> _Objective_
Copy out every line of the data exactly.

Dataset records
::::
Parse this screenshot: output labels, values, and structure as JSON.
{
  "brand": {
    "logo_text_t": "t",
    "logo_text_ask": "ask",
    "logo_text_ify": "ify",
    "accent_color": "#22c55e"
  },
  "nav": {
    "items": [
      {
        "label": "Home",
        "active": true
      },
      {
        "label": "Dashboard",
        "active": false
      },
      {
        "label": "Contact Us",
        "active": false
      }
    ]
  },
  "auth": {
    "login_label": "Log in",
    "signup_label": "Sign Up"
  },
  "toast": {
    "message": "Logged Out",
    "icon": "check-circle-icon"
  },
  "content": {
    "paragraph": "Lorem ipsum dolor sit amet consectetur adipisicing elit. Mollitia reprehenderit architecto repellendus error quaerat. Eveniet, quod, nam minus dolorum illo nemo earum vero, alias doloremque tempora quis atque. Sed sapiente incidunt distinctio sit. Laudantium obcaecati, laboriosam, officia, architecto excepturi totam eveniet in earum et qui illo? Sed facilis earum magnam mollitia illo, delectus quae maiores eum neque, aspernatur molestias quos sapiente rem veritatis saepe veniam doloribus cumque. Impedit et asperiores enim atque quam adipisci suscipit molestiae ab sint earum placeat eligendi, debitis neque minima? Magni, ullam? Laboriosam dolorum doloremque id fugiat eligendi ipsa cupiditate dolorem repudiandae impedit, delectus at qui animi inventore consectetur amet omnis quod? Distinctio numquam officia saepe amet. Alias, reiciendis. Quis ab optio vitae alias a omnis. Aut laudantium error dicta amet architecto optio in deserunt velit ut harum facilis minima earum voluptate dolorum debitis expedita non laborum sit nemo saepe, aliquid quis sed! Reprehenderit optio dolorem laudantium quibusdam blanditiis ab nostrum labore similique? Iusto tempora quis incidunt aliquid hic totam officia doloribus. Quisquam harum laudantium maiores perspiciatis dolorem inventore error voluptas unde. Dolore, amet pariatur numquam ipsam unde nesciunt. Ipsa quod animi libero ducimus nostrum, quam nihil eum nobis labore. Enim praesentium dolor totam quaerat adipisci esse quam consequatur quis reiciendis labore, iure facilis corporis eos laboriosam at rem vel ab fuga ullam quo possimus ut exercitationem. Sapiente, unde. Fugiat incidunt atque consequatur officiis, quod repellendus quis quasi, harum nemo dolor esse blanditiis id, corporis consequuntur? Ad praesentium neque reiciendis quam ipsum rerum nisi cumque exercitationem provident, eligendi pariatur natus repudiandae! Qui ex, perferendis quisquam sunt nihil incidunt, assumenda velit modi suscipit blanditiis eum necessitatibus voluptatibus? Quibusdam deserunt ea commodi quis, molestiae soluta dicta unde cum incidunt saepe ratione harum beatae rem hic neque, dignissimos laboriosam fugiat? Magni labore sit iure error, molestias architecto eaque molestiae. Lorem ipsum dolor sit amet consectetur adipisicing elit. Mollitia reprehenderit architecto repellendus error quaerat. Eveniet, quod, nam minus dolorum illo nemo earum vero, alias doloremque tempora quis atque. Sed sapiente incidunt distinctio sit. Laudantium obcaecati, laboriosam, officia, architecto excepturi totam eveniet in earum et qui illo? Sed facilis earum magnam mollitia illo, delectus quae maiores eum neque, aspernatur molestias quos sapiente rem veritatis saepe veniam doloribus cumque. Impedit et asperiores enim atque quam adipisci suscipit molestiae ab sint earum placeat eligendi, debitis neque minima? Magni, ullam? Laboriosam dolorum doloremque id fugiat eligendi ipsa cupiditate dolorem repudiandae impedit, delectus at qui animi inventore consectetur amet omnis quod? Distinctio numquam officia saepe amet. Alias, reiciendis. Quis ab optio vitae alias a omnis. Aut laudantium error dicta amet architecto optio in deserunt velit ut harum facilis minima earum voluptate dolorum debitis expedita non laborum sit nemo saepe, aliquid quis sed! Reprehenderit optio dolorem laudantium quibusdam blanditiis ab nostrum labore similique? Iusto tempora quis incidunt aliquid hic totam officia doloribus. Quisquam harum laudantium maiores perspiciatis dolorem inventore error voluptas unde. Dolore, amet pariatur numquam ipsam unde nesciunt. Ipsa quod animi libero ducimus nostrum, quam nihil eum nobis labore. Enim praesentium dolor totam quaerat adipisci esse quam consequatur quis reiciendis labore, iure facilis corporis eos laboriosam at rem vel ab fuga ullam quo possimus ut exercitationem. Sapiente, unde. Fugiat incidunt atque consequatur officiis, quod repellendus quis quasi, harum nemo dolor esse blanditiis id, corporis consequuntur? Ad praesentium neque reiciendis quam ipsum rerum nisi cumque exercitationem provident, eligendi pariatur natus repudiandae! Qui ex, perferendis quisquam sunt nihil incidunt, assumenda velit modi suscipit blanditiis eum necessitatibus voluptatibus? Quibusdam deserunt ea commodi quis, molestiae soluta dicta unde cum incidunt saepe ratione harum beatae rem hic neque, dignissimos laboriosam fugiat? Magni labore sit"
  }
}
::::
> _Result_
Parse this screenshot: output labels, values, and structure as JSON.
{
  "brand": {
    "logo_text_t": "t",
    "logo_text_ask": "ask",
    "logo_text_ify": "ify",
    "accent_color": "#22c55e"
  },
  "nav": {
    "items": [
      {
        "label": "Home",
        "active": true
      },
      {
        "label": "Dashboard",
        "active": false
      },
      {
        "label": "Contact Us",
        "active": false
      }
    ]
  },
  "auth": {
    "login_label": "Log in",
    "signup_label": "Sign Up"
  },
  "toast": {
    "message": "Logged Out",
    "icon": "check-circle-icon"
  },
  "content": {
    "paragraph": "Lorem ipsum dolor sit amet consectetur adipisicing elit. Mollitia reprehenderit architecto repellendus error quaerat. Eveniet, quod, nam minus dolorum illo nemo earum vero, alias doloremque tempora quis atque. Sed sapiente incidunt distinctio sit. Laudantium obcaecati, laboriosam, officia, architecto excepturi totam eveniet in earum et qui illo? Sed facilis earum magnam mollitia illo, delectus quae maiores eum neque, aspernatur molestias quos sapiente rem veritatis saepe veniam doloribus cumque. Impedit et asperiores enim atque quam adipisci suscipit molestiae ab sint earum placeat eligendi, debitis neque minima? Magni, ullam? Laboriosam dolorum doloremque id fugiat eligendi ipsa cupiditate dolorem repudiandae impedit, delectus at qui animi inventore consectetur amet omnis quod? Distinctio numquam officia saepe amet. Alias, reiciendis. Quis ab optio vitae alias a omnis. Aut laudantium error dicta amet architecto optio in deserunt velit ut harum facilis minima earum voluptate dolorum debitis expedita non laborum sit nemo saepe, aliquid quis sed! Reprehenderit optio dolorem laudantium quibusdam blanditiis ab nostrum labore similique? Iusto tempora quis incidunt aliquid hic totam officia doloribus. Quisquam harum laudantium maiores perspiciatis dolorem inventore error voluptas unde. Dolore, amet pariatur numquam ipsam unde nesciunt. Ipsa quod animi libero ducimus nostrum, quam nihil eum nobis labore. Enim praesentium dolor totam quaerat adipisci esse quam consequatur quis reiciendis labore, iure facilis corporis eos laboriosam at rem vel ab fuga ullam quo possimus ut exercitationem. Sapiente, unde. Fugiat incidunt atque consequatur officiis, quod repellendus quis quasi, harum nemo dolor esse blanditiis id, corporis consequuntur? Ad praesentium neque reiciendis quam ipsum rerum nisi cumque exercitationem provident, eligendi pariatur natus repudiandae! Qui ex, perferendis quisquam sunt nihil incidunt, assumenda velit modi suscipit blanditiis eum necessitatibus voluptatibus? Quibusdam deserunt ea commodi quis, molestiae soluta dicta unde cum incidunt saepe ratione harum beatae rem hic neque, dignissimos laboriosam fugiat? Magni labore sit iure error, molestias architecto eaque molestiae. Lorem ipsum dolor sit amet consectetur adipisicing elit. Mollitia reprehenderit architecto repellendus error quaerat. Eveniet, quod, nam minus dolorum illo nemo earum vero, alias doloremque tempora quis atque. Sed sapiente incidunt distinctio sit. Laudantium obcaecati, laboriosam, officia, architecto excepturi totam eveniet in earum et qui illo? Sed facilis earum magnam mollitia illo, delectus quae maiores eum neque, aspernatur molestias quos sapiente rem veritatis saepe veniam doloribus cumque. Impedit et asperiores enim atque quam adipisci suscipit molestiae ab sint earum placeat eligendi, debitis neque minima? Magni, ullam? Laboriosam dolorum doloremque id fugiat eligendi ipsa cupiditate dolorem repudiandae impedit, delectus at qui animi inventore consectetur amet omnis quod? Distinctio numquam officia saepe amet. Alias, reiciendis. Quis ab optio vitae alias a omnis. Aut laudantium error dicta amet architecto optio in deserunt velit ut harum facilis minima earum voluptate dolorum debitis expedita non laborum sit nemo saepe, aliquid quis sed! Reprehenderit optio dolorem laudantium quibusdam blanditiis ab nostrum labore similique? Iusto tempora quis incidunt aliquid hic totam officia doloribus. Quisquam harum laudantium maiores perspiciatis dolorem inventore error voluptas unde. Dolore, amet pariatur numquam ipsam unde nesciunt. Ipsa quod animi libero ducimus nostrum, quam nihil eum nobis labore. Enim praesentium dolor totam quaerat adipisci esse quam consequatur quis reiciendis labore, iure facilis corporis eos laboriosam at rem vel ab fuga ullam quo possimus ut exercitationem. Sapiente, unde. Fugiat incidunt atque consequatur officiis, quod repellendus quis quasi, harum nemo dolor esse blanditiis id, corporis consequuntur? Ad praesentium neque reiciendis quam ipsum rerum nisi cumque exercitationem provident, eligendi pariatur natus repudiandae! Qui ex, perferendis quisquam sunt nihil incidunt, assumenda velit modi suscipit blanditiis eum necessitatibus voluptatibus? Quibusdam deserunt ea commodi quis, molestiae soluta dicta unde cum incidunt saepe ratione harum beatae rem hic neque, dignissimos laboriosam fugiat? Magni labore sit"
  }
}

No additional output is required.